◆ Task to carry out
Word for word, restate every line of the listing that follows.

◆ Supplied data
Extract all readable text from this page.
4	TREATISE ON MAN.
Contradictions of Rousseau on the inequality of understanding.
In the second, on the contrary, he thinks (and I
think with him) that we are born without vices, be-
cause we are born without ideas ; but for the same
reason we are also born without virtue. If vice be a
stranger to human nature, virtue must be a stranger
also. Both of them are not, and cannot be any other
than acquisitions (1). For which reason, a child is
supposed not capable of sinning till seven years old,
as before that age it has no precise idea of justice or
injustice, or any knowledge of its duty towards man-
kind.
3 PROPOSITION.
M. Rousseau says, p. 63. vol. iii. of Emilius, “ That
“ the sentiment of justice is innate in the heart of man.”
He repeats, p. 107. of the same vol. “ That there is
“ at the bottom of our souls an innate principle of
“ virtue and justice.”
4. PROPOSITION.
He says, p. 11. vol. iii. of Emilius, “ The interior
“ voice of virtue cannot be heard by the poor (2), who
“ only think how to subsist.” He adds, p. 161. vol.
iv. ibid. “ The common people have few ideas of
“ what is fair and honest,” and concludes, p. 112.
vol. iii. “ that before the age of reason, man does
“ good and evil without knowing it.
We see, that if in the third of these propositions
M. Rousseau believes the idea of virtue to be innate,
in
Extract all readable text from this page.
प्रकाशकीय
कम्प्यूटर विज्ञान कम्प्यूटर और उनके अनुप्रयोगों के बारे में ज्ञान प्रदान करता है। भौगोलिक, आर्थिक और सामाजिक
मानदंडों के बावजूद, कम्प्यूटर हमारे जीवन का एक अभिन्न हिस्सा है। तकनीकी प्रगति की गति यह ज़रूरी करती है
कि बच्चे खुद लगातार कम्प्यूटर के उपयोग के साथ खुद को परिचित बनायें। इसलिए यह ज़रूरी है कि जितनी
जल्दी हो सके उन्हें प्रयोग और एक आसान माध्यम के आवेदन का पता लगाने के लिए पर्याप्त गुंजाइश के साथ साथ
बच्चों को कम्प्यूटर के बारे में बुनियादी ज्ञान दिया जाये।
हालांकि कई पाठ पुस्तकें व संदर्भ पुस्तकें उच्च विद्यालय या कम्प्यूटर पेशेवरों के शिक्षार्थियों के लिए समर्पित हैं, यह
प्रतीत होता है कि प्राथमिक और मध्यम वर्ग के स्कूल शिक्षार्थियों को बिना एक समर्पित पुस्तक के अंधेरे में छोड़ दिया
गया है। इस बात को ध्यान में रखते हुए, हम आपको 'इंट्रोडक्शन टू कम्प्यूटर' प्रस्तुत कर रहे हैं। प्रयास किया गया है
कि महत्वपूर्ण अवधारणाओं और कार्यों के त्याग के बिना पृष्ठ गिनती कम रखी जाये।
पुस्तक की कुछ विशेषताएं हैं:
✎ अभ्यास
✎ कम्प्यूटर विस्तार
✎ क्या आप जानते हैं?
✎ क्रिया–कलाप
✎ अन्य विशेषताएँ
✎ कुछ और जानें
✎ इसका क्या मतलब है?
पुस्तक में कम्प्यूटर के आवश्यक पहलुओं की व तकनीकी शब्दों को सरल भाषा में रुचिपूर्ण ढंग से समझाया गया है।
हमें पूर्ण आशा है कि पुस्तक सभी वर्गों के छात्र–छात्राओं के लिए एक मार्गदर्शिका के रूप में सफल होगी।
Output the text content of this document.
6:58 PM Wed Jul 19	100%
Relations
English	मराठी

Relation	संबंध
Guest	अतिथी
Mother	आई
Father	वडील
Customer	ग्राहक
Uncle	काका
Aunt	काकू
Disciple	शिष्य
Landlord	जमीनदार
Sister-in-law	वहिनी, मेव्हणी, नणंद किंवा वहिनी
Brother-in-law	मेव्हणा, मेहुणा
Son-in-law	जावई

◆ Right answer
Extract all readable text from this page.
4	TREATISE ON MAN.
Contradictions of Rousseau on the inequality of understanding.
In the second, on the contrary, he thinks (and I
think with him) that we are born without vices, be-
cause we are born without ideas ; but for the same
reason we are also born without virtue. If vice be a
stranger to human nature, virtue must be a stranger
also. Both of them are not, and cannot be any other
than acquisitions (1). For which reason, a child is
supposed not capable of sinning till seven years old,
as before that age it has no precise idea of justice or
injustice, or any knowledge of its duty towards man-
kind.
3 PROPOSITION.
M. Rousseau says, p. 63. vol. iii. of Emilius, “ That
“ the sentiment of justice is innate in the heart of man.”
He repeats, p. 107. of the same vol. “ That there is
“ at the bottom of our souls an innate principle of
“ virtue and justice.”
4. PROPOSITION.
He says, p. 11. vol. iii. of Emilius, “ The interior
“ voice of virtue cannot be heard by the poor (2), who
“ only think how to subsist.” He adds, p. 161. vol.
iv. ibid. “ The common people have few ideas of
“ what is fair and honest,” and concludes, p. 112.
vol. iii. “ that before the age of reason, man does
“ good and evil without knowing it.
We see, that if in the third of these propositions
M. Rousseau believes the idea of virtue to be innate,
in
Extract all readable text from this page.
प्रकाशकीय
कम्प्यूटर विज्ञान कम्प्यूटर और उनके अनुप्रयोगों के बारे में ज्ञान प्रदान करता है। भौगोलिक, आर्थिक और सामाजिक
मानदंडों के बावजूद, कम्प्यूटर हमारे जीवन का एक अभिन्न हिस्सा है। तकनीकी प्रगति की गति यह ज़रूरी करती है
कि बच्चे खुद लगातार कम्प्यूटर के उपयोग के साथ खुद को परिचित बनायें। इसलिए यह ज़रूरी है कि जितनी
जल्दी हो सके उन्हें प्रयोग और एक आसान माध्यम के आवेदन का पता लगाने के लिए पर्याप्त गुंजाइश के साथ साथ
बच्चों को कम्प्यूटर के बारे में बुनियादी ज्ञान दिया जाये।
हालांकि कई पाठ पुस्तकें व संदर्भ पुस्तकें उच्च विद्यालय या कम्प्यूटर पेशेवरों के शिक्षार्थियों के लिए समर्पित हैं, यह
प्रतीत होता है कि प्राथमिक और मध्यम वर्ग के स्कूल शिक्षार्थियों को बिना एक समर्पित पुस्तक के अंधेरे में छोड़ दिया
गया है। इस बात को ध्यान में रखते हुए, हम आपको 'इंट्रोडक्शन टू कम्प्यूटर' प्रस्तुत कर रहे हैं। प्रयास किया गया है
कि महत्वपूर्ण अवधारणाओं और कार्यों के त्याग के बिना पृष्ठ गिनती कम रखी जाये।
पुस्तक की कुछ विशेषताएं हैं:
✎ अभ्यास
✎ कम्प्यूटर विस्तार
✎ क्या आप जानते हैं?
✎ क्रिया–कलाप
✎ अन्य विशेषताएँ
✎ कुछ और जानें
✎ इसका क्या मतलब है?
पुस्तक में कम्प्यूटर के आवश्यक पहलुओं की व तकनीकी शब्दों को सरल भाषा में रुचिपूर्ण ढंग से समझाया गया है।
हमें पूर्ण आशा है कि पुस्तक सभी वर्गों के छात्र–छात्राओं के लिए एक मार्गदर्शिका के रूप में सफल होगी।
Output the text content of this document.
6:58 PM Wed Jul 19	100%
Relations
English	मराठी

Relation	संबंध
Guest	अतिथी
Mother	आई
Father	वडील
Customer	ग्राहक
Uncle	काका
Aunt	काकू
Disciple	शिष्य
Landlord	जमीनदार
Sister-in-law	वहिनी, मेव्हणी, नणंद किंवा वहिनी
Brother-in-law	मेव्हणा, मेहुणा
Son-in-law	जावई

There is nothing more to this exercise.